**Required work**:
Rewrite the rows starting at the line that contains "table-row: Median $1,674,833" and ending at the line that contains "ending-portfolio-cell: $1,567,104 xyxy=(218,246,319,269)", with "Lowest" changed to "Bottom" and everything else left as it is.

(Spatial layout entries)

|---|

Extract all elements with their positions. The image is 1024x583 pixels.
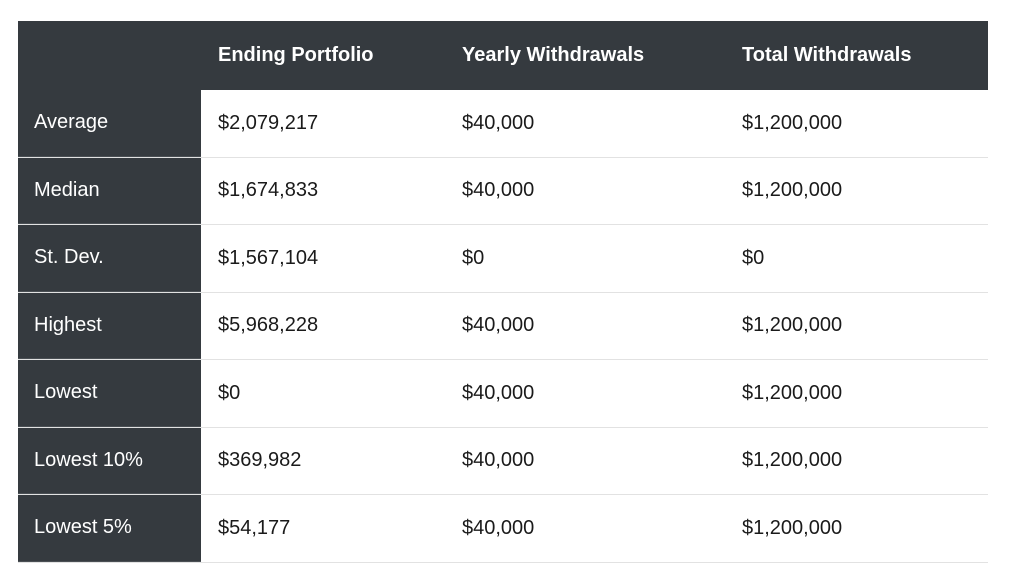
table-row: Median $1,674,833 $40,000 $1,200,000 xyxy=(18,157,988,225)
table-row: Lowest 10% $369,982 $40,000 $1,200,000 xyxy=(18,427,988,495)
ending-portfolio-cell: $1,674,833 xyxy=(218,179,319,202)
header-ending-portfolio: Ending Portfolio xyxy=(218,44,374,66)
table-header-row: Ending Portfolio Yearly Withdrawals Tota… xyxy=(18,21,988,90)
header-corner-cell xyxy=(18,21,201,90)
header-yearly-withdrawals: Yearly Withdrawals xyxy=(462,44,645,66)
row-label: Highest xyxy=(18,292,201,359)
ending-portfolio-cell: $2,079,217 xyxy=(218,111,319,134)
total-withdrawals-cell: $1,200,000 xyxy=(742,111,843,134)
total-withdrawals-cell: $1,200,000 xyxy=(742,449,843,472)
total-withdrawals-cell: $0 xyxy=(742,246,765,269)
yearly-withdrawals-cell: $40,000 xyxy=(462,516,535,539)
yearly-withdrawals-cell: $40,000 xyxy=(462,449,535,472)
table-row: Average $2,079,217 $40,000 $1,200,000 xyxy=(18,90,988,158)
row-label: Lowest 10% xyxy=(18,427,201,494)
total-withdrawals-cell: $1,200,000 xyxy=(742,314,843,337)
total-withdrawals-cell: $1,200,000 xyxy=(742,179,843,202)
ending-portfolio-cell: $0 xyxy=(218,381,241,404)
total-withdrawals-cell: $1,200,000 xyxy=(742,381,843,404)
row-label: Average xyxy=(18,90,201,157)
row-label: St. Dev. xyxy=(18,225,201,292)
yearly-withdrawals-cell: $40,000 xyxy=(462,381,535,404)
ending-portfolio-cell: $54,177 xyxy=(218,516,291,539)
table-row: Lowest $0 $40,000 $1,200,000 xyxy=(18,360,988,428)
table-row: Lowest 5% $54,177 $40,000 $1,200,000 xyxy=(18,495,988,563)
yearly-withdrawals-cell: $40,000 xyxy=(462,314,535,337)
header-total-withdrawals: Total Withdrawals xyxy=(742,44,912,66)
withdrawal-stats-table: Ending Portfolio Yearly Withdrawals Tota… xyxy=(18,21,988,563)
row-label: Lowest 5% xyxy=(18,495,201,562)
table-row: Highest $5,968,228 $40,000 $1,200,000 xyxy=(18,292,988,360)
yearly-withdrawals-cell: $0 xyxy=(462,246,485,269)
yearly-withdrawals-cell: $40,000 xyxy=(462,179,535,202)
ending-portfolio-cell: $369,982 xyxy=(218,449,302,472)
yearly-withdrawals-cell: $40,000 xyxy=(462,111,535,134)
total-withdrawals-cell: $1,200,000 xyxy=(742,516,843,539)
row-label: Median xyxy=(18,157,201,224)
ending-portfolio-cell: $1,567,104 xyxy=(218,246,319,269)
ending-portfolio-cell: $5,968,228 xyxy=(218,314,319,337)
table-row: St. Dev. $1,567,104 $0 $0 xyxy=(18,225,988,293)
row-label: Lowest xyxy=(18,360,201,427)
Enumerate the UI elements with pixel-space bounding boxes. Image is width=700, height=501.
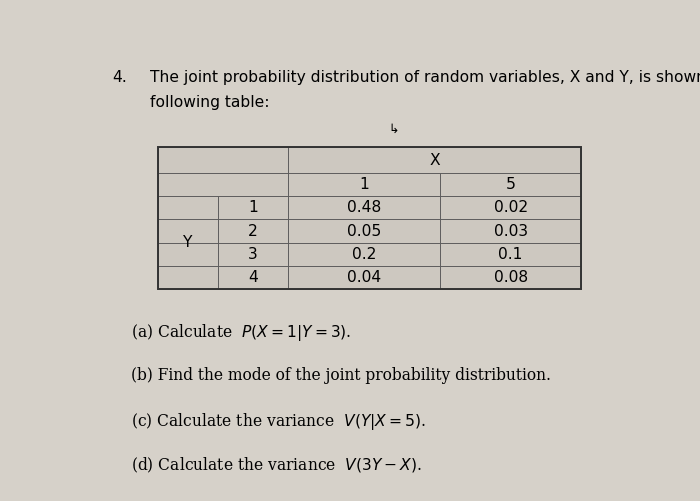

|---|

**Final answer**:
table-row: Median $1,674,833 $40,000 $1,200,000 xyxy=(18,157,988,225)
table-row: Bottom 10% $369,982 $40,000 $1,200,000 xyxy=(18,427,988,495)
ending-portfolio-cell: $1,674,833 xyxy=(218,179,319,202)
header-ending-portfolio: Ending Portfolio xyxy=(218,44,374,66)
table-header-row: Ending Portfolio Yearly Withdrawals Tota… xyxy=(18,21,988,90)
header-corner-cell xyxy=(18,21,201,90)
header-yearly-withdrawals: Yearly Withdrawals xyxy=(462,44,645,66)
row-label: Highest xyxy=(18,292,201,359)
ending-portfolio-cell: $2,079,217 xyxy=(218,111,319,134)
total-withdrawals-cell: $1,200,000 xyxy=(742,111,843,134)
total-withdrawals-cell: $1,200,000 xyxy=(742,449,843,472)
total-withdrawals-cell: $0 xyxy=(742,246,765,269)
yearly-withdrawals-cell: $40,000 xyxy=(462,516,535,539)
yearly-withdrawals-cell: $40,000 xyxy=(462,449,535,472)
table-row: Average $2,079,217 $40,000 $1,200,000 xyxy=(18,90,988,158)
row-label: Bottom 10% xyxy=(18,427,201,494)
total-withdrawals-cell: $1,200,000 xyxy=(742,314,843,337)
total-withdrawals-cell: $1,200,000 xyxy=(742,179,843,202)
ending-portfolio-cell: $0 xyxy=(218,381,241,404)
total-withdrawals-cell: $1,200,000 xyxy=(742,381,843,404)
row-label: Average xyxy=(18,90,201,157)
row-label: St. Dev. xyxy=(18,225,201,292)
yearly-withdrawals-cell: $40,000 xyxy=(462,381,535,404)
ending-portfolio-cell: $54,177 xyxy=(218,516,291,539)
table-row: Bottom $0 $40,000 $1,200,000 xyxy=(18,360,988,428)
table-row: Bottom 5% $54,177 $40,000 $1,200,000 xyxy=(18,495,988,563)
yearly-withdrawals-cell: $40,000 xyxy=(462,314,535,337)
header-total-withdrawals: Total Withdrawals xyxy=(742,44,912,66)
withdrawal-stats-table: Ending Portfolio Yearly Withdrawals Tota… xyxy=(18,21,988,563)
row-label: Bottom 5% xyxy=(18,495,201,562)
table-row: Highest $5,968,228 $40,000 $1,200,000 xyxy=(18,292,988,360)
yearly-withdrawals-cell: $0 xyxy=(462,246,485,269)
yearly-withdrawals-cell: $40,000 xyxy=(462,179,535,202)
ending-portfolio-cell: $369,982 xyxy=(218,449,302,472)
yearly-withdrawals-cell: $40,000 xyxy=(462,111,535,134)
total-withdrawals-cell: $1,200,000 xyxy=(742,516,843,539)
row-label: Median xyxy=(18,157,201,224)
ending-portfolio-cell: $1,567,104 xyxy=(218,246,319,269)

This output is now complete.